MATERIAL PROVIDED ::
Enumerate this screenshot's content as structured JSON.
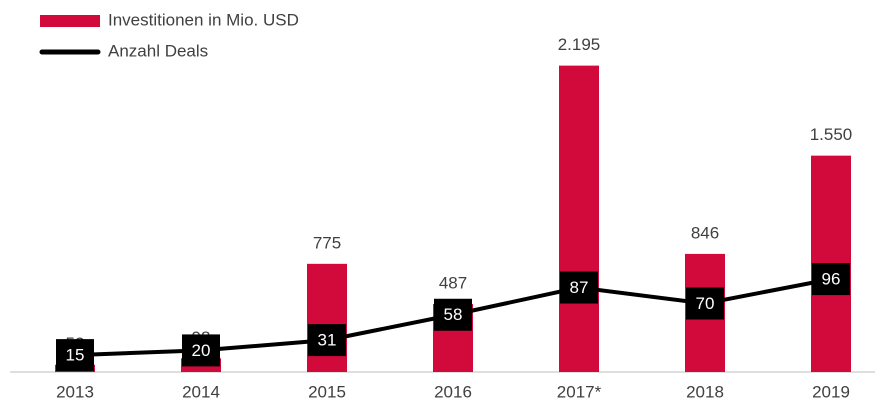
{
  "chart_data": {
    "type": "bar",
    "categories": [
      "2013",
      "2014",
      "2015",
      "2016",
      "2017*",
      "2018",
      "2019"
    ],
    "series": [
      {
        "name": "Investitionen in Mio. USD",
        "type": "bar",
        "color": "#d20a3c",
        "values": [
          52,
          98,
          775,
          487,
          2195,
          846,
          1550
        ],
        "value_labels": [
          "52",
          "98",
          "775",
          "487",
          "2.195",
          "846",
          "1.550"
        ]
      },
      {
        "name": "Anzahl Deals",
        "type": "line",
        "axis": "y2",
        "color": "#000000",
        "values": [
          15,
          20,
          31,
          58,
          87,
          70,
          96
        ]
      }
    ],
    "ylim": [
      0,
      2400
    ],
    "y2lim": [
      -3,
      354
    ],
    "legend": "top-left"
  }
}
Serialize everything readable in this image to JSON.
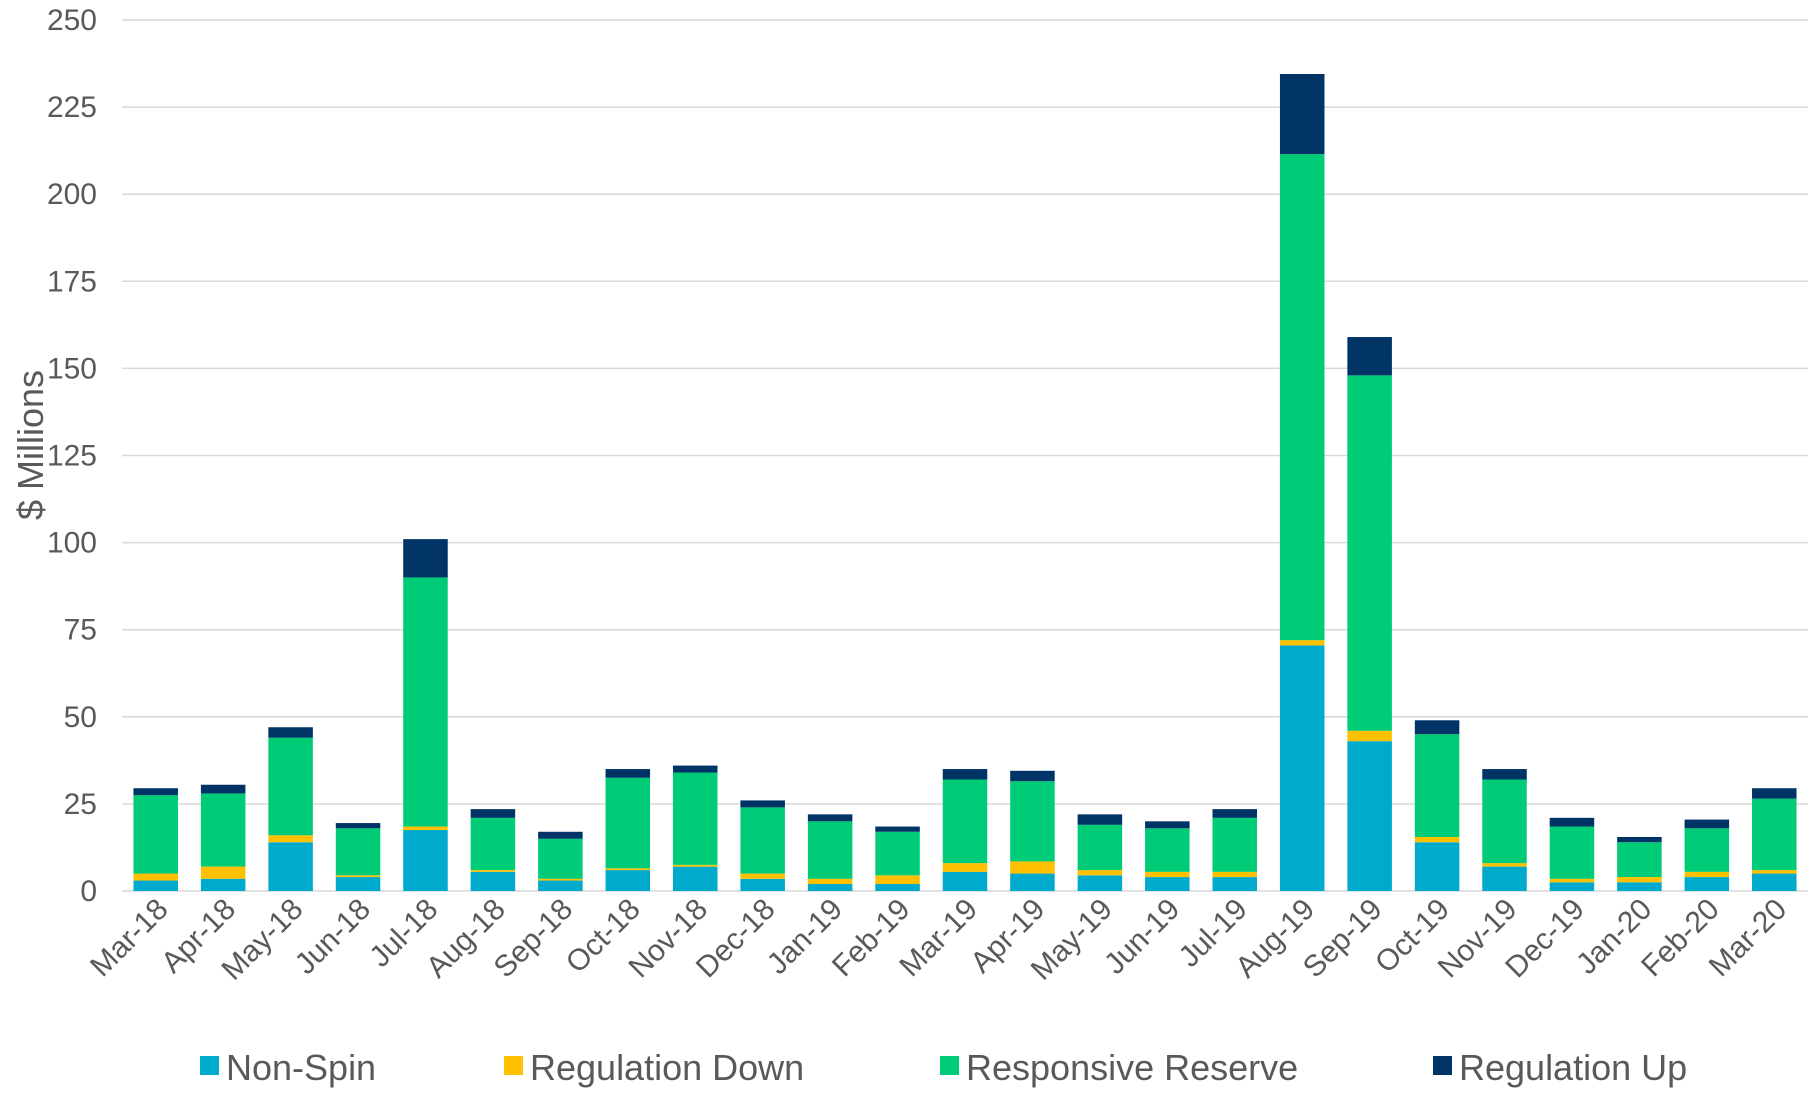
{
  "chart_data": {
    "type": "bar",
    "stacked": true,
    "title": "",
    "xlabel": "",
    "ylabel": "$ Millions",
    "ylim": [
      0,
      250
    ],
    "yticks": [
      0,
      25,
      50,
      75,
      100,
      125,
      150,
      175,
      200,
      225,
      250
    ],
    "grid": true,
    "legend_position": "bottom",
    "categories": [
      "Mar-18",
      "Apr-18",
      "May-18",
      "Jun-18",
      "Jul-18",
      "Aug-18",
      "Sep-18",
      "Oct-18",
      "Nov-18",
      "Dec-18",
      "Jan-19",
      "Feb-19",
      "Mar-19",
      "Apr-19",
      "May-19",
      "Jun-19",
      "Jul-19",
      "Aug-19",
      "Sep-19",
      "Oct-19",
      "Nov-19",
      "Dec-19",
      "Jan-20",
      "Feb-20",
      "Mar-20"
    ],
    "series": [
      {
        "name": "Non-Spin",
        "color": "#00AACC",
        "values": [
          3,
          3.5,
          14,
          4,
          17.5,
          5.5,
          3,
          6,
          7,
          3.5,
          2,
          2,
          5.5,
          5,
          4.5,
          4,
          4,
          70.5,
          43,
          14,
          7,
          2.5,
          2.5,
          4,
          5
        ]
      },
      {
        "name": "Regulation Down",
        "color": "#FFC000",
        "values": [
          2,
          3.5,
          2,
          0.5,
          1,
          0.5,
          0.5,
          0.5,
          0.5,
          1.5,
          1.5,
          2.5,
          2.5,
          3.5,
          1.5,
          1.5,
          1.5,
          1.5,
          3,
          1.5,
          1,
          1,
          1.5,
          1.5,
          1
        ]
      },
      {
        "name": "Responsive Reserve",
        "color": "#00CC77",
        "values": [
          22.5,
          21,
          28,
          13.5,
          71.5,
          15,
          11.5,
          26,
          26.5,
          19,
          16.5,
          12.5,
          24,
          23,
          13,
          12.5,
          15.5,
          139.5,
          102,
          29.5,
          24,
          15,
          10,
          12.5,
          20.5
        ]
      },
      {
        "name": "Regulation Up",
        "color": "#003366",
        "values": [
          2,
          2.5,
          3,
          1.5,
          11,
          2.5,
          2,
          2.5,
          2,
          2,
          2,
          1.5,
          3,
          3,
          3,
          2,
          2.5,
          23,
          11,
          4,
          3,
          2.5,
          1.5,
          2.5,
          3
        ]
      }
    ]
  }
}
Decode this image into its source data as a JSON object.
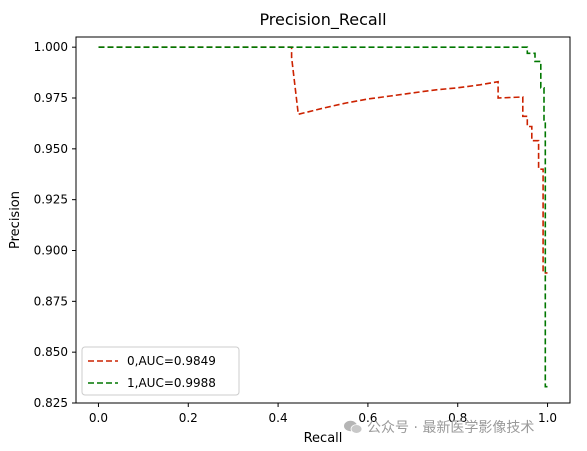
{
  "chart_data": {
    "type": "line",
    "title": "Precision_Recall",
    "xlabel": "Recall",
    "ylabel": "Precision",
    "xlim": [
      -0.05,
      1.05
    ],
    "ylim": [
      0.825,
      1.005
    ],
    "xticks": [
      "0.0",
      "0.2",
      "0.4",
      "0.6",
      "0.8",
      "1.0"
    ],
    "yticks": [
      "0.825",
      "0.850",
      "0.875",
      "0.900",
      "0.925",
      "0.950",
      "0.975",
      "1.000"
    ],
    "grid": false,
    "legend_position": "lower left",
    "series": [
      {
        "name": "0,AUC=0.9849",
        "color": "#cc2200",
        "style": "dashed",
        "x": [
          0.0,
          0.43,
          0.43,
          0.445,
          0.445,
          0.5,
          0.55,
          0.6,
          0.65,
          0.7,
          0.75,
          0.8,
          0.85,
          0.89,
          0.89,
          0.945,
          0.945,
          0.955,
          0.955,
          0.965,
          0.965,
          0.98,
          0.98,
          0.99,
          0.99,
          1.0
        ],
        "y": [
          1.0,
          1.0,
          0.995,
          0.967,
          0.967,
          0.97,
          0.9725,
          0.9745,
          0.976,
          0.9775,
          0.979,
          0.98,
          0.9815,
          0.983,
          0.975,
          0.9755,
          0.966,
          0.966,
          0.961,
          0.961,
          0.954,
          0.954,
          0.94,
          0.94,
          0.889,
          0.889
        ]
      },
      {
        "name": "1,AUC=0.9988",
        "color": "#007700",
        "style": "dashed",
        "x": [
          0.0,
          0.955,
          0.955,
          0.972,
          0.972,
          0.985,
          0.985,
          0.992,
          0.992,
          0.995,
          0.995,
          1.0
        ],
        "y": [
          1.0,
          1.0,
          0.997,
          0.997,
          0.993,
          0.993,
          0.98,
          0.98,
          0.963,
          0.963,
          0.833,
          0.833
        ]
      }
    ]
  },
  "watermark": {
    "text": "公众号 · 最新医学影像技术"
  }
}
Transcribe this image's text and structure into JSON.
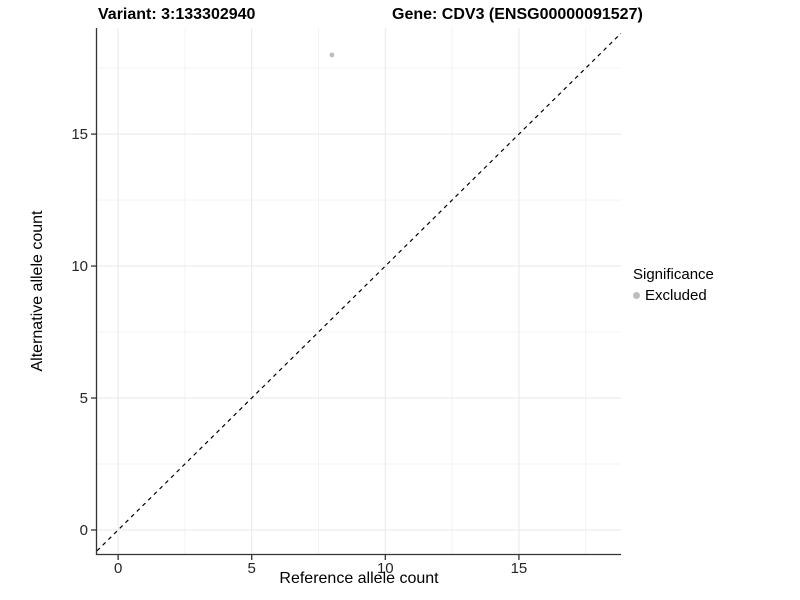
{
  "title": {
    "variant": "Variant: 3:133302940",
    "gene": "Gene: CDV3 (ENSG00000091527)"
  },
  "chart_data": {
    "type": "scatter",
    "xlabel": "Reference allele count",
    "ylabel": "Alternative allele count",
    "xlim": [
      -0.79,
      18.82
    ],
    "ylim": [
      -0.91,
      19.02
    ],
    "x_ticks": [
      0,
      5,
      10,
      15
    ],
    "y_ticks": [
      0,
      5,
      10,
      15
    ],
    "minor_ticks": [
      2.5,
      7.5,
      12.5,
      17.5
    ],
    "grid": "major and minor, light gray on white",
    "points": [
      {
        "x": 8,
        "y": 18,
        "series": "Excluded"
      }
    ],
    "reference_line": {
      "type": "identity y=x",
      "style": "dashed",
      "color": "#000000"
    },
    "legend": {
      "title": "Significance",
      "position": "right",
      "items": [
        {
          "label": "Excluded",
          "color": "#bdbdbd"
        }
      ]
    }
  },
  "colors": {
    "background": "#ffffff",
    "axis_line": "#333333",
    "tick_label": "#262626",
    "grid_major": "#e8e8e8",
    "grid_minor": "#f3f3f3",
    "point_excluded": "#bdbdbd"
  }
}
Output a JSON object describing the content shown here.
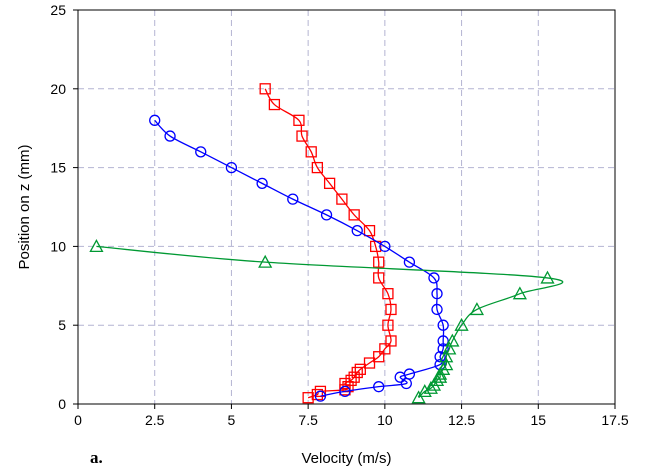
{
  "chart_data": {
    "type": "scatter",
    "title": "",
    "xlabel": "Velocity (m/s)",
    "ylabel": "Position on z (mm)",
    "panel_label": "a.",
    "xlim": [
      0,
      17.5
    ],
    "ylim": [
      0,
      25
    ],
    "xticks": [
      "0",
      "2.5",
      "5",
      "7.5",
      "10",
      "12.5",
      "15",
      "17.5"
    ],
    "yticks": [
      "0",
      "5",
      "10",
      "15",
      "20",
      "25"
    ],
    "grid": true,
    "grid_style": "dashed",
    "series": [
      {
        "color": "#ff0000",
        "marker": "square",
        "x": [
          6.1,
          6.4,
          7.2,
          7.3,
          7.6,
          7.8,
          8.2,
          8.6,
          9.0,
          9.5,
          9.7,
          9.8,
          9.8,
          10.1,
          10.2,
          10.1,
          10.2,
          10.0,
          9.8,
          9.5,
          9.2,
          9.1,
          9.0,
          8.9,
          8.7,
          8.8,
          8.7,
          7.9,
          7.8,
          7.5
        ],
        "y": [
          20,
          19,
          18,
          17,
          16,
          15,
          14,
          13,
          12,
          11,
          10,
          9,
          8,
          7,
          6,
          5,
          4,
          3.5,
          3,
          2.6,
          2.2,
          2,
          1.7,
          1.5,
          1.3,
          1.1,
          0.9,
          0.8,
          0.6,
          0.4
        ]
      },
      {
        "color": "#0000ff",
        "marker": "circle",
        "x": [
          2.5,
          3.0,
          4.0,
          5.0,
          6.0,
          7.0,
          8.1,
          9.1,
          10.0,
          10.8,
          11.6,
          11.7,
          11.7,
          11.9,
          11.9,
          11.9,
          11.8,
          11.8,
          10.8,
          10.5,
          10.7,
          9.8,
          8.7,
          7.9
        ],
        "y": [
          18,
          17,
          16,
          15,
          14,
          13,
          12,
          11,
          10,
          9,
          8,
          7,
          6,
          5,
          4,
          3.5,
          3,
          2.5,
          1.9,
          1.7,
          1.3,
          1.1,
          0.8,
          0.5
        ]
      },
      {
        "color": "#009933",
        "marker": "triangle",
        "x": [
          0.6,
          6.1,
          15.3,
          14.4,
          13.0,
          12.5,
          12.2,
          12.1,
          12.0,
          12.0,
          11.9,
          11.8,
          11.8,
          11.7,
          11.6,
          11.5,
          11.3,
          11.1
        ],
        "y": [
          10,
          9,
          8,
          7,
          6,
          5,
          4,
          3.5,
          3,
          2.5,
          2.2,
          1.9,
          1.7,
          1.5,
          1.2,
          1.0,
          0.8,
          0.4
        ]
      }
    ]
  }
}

WHAT YOU ARE ASKED TO DO ::
Using the listing, copy every line where the word "JSON" shows up.

ANSWER TO THE EXERCISE ::
Enumerate this screenshot's content as structured JSON.
Serialize everything readable in this image to JSON.
Decode this image into its source data as a JSON object.
Transcribe this image's text and structure into JSON.
Output a JSON object describing the content shown here.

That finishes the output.